- Provided text:
Monday November 29, 2021


October 23, 2021

With pink ribbons on display, more often than has been the case in the past, Pakistan is observing breast cancer month with the rest of the world. There is good reason to draw attention to breast cancer, with one in every nine women likely to suffer the disease in her life. According to the limited figures available from Pakistan, 90,000 women suffer breast cancer each year and 40,000 die as a result of a disease which is curable if it is detected in the early stages. Sadly, this is often not the case in a country where awareness, diagnostic facilities and perhaps most of all the stigma that surrounds any disease of this nature make it difficult for women to bring forward symptoms or discuss their condition. Indeed, while lung cancer is the most common cancer in the country, some experts predict that breast cancer, the most common cancer in the world for women, may soon take over. Whereas breast cancer was most frequently found five years ago amongst women aged over 60 years, and under 70 years, the age has now fallen to 50 years and above with more and more younger women suffering breast cancer as well.

The fact that we lack diagnostic facilities, basically mammography machines in locations except our major cities makes diagnosis harder for women as is the lack of self awareness with the vital self-examination recommended by doctors across the world rarely practised. It is also true that healthcare facilities, access to which is already limited, are too little to serve the population and women are often discouraged from seeking care which would mean money going out of the family budget. In matters of nutrition, women often come last in the hierarchy of households. This is part of a wider issue concerning women and society. Diseases that are seen as being more common in women are frequently overlooked or ignored.

- Work order A:
Using the text on breast cancer in Pakistan, answer the following:
(i) According to the limited figures available, how many women in Pakistan suffer breast cancer each year?
(ii) What diagnostic equipment is lacking in locations outside the major cities?
(iii) In matters of nutrition, where do women often come in the hierarchy of households?
- Work order B:
Carry on the text on breast cancer in Pakistan from its final sentence.
The records that follow are drawn from a separate source and are unrelated to the text on breast cancer in Pakistan.

- Recorded data:
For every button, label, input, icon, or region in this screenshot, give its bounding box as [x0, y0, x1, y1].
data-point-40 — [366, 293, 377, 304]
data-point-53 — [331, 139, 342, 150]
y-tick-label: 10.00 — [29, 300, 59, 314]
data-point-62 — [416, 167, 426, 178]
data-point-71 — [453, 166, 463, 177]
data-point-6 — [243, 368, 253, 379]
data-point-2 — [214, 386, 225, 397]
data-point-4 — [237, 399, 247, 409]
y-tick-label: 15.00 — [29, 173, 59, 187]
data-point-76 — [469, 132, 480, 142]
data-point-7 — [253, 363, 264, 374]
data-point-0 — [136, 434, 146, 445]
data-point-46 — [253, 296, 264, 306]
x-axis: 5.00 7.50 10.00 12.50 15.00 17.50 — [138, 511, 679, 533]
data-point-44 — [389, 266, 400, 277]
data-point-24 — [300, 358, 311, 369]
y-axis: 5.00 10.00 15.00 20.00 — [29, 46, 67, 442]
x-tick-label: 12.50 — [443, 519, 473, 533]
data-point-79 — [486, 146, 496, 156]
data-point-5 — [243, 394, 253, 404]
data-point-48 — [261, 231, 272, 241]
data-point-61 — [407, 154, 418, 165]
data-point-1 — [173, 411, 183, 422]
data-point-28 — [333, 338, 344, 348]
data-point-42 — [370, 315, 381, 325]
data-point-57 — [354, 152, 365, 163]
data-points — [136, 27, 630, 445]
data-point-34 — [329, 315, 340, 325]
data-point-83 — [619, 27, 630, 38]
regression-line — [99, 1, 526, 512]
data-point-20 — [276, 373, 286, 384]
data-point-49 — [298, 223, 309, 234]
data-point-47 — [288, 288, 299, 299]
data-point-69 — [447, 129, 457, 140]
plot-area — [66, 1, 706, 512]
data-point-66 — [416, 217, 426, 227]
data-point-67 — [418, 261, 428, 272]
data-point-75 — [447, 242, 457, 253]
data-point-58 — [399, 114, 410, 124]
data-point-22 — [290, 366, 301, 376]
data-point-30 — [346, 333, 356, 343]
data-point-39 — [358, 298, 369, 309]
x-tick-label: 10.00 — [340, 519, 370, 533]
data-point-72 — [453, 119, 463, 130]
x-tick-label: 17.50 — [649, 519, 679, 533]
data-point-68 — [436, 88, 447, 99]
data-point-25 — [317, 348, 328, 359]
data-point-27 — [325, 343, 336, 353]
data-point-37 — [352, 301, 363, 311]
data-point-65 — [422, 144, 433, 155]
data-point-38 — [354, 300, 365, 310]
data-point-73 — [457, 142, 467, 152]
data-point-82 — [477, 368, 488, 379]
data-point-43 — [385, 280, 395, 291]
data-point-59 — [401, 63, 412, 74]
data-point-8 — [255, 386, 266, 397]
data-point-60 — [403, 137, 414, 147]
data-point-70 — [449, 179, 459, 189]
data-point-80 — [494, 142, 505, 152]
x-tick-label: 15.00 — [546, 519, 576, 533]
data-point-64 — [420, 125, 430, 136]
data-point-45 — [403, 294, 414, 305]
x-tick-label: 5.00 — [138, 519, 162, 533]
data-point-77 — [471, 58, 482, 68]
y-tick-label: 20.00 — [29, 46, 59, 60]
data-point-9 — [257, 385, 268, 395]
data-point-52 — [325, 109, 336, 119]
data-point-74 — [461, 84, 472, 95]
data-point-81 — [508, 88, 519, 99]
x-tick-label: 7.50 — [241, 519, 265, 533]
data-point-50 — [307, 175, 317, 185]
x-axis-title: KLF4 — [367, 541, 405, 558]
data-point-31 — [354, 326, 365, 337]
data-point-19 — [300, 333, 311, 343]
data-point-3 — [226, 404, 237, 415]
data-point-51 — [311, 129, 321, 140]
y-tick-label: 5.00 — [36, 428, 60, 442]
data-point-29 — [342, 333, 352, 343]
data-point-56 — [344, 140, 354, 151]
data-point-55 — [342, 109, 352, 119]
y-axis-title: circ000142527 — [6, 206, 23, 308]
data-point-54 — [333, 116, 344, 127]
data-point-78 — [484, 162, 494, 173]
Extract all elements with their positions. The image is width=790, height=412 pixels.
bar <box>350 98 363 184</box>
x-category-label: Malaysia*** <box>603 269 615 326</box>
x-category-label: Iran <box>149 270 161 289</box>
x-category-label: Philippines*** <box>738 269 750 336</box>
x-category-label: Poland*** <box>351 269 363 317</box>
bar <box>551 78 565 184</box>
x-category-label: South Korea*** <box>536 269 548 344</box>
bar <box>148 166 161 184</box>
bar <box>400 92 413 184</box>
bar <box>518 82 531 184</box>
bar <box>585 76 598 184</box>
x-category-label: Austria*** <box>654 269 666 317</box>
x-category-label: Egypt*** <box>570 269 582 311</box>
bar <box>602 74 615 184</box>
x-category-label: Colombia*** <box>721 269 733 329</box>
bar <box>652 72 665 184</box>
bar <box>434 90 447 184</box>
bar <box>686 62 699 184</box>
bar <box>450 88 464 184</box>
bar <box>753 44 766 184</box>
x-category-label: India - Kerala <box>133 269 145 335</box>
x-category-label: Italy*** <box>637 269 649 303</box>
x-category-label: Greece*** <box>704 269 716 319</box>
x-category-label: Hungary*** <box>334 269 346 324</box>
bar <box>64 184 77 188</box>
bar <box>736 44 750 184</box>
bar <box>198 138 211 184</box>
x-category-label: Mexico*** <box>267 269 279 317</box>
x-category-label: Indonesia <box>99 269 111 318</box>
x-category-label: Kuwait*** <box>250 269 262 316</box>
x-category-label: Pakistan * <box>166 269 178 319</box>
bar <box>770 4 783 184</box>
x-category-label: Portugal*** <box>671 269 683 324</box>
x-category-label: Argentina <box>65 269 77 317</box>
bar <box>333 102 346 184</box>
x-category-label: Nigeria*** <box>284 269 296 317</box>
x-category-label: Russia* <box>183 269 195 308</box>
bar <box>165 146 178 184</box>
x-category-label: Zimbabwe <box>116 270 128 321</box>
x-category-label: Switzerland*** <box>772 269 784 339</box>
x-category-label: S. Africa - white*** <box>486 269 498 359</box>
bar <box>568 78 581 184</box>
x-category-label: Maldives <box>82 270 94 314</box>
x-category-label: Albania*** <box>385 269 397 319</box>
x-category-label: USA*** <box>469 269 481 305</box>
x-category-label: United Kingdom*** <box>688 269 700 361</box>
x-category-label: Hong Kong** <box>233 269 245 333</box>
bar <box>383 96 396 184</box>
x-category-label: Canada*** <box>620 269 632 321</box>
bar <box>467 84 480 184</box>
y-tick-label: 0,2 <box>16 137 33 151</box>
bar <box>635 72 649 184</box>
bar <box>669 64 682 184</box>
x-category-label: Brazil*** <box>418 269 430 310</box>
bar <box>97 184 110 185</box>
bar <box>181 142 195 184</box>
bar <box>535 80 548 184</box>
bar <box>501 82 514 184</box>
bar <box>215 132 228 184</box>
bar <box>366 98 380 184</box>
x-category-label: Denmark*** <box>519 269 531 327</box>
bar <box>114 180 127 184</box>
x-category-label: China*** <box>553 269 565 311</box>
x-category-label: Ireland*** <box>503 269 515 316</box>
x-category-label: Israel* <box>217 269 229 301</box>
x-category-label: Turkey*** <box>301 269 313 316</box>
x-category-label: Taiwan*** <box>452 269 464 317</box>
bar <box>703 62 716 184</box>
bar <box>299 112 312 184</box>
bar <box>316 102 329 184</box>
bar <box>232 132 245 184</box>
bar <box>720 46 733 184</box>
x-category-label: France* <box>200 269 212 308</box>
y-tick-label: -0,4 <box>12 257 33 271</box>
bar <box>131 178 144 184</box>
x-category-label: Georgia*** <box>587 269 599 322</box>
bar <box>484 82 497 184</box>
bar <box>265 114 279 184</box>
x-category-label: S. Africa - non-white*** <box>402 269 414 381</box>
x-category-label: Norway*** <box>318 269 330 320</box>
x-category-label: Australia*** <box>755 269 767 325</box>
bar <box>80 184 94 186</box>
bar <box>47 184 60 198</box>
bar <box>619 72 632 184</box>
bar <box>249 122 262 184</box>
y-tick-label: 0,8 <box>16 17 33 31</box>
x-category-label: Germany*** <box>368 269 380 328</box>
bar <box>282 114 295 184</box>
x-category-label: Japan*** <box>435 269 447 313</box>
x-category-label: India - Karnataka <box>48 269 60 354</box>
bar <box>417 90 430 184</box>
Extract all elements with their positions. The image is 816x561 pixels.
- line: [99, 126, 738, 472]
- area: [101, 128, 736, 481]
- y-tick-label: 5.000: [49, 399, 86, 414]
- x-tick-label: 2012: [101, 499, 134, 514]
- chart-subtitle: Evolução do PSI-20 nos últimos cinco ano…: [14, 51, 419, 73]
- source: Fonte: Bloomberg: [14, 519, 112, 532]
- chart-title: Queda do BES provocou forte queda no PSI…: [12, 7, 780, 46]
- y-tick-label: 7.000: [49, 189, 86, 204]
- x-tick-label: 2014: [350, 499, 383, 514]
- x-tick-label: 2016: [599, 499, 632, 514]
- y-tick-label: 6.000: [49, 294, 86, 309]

- Expected answer A:
(i) 90,000 women
(ii) Mammography machines
(iii) Last

- Expected answer B:
We need to remove stigmas that surround women in so many areas. They are stigmatised if they are raped, they are stigmatised if they are harassed and they are stigmatised if they are sick. A wider concept of equal rights for women, including improved access to healthcare and more awareness about cancer, such as those which affect the breast or the ovaries, needs to be put in place so that the rate of death we are currently seeing in our country can be brought down. All we need is more awareness and greater attention to the fact that women are equal human beings and enjoy equal rights under the constitution. These must be granted to them in all facets of life.